Covering Caucuses: All About Ground Game For News Nets
The evening news anchors were in for a busy night with the action heating up in Iowa. When CBSEvening News anchor Scott Pelley came on from New York at 6:30 ET, he teased “the last push for the first votes,” and led with video of GOP frontrunner Donald Trump. “It’s caucus time in Iowa,” said Pelley, who had Nancy Cordes, Major Garrett and John Dickerson on the ground in Iowa.
Up the dial a few spots, at least here in New York, NBC Nightly News anchor Lester Holt, sporting a stylish plaid jacket in Iowa, said “It’s all about turnout and ground game,” referencing the “wild sprint to a dramatic finish” in Iowa.
Over on ABC, World News anchor David Muir too was set up in Iowa, showing video of Trump channeling Twisted Sister. “I want to win Iowa and send the message, we’re not gonna take it anymore,” said Trump.

◆ **DATA SHOWN**:
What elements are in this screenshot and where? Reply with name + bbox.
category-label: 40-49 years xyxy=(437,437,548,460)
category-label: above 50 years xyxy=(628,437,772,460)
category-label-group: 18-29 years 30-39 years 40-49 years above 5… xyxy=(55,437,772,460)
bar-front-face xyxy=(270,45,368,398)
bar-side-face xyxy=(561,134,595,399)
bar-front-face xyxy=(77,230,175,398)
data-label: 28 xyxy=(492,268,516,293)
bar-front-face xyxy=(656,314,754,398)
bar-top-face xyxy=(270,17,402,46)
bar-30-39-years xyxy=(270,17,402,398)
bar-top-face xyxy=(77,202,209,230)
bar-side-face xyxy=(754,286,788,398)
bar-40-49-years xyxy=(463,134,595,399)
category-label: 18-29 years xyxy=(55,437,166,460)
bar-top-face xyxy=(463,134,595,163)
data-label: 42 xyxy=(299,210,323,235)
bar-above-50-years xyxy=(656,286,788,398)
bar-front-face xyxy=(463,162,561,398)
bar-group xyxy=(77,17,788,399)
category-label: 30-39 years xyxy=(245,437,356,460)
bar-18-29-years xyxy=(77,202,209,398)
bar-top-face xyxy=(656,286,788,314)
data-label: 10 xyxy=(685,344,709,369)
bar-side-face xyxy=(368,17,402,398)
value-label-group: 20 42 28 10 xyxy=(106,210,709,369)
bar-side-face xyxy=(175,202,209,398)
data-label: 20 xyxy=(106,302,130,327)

◆ **JOB 1**: Please explain, in one to three sentences, why Trump said he wanted to win Iowa, according to the caucus coverage passage.
◆ **JOB 2**: According to the caucus coverage passage, at what time did Scott Pelley come on from New York?

◆ **FULL OUTPUT 1**: Trump said he wanted to win Iowa to send the message "we're not gonna take it anymore."

◆ **FULL OUTPUT 2**: At 6:30 ET.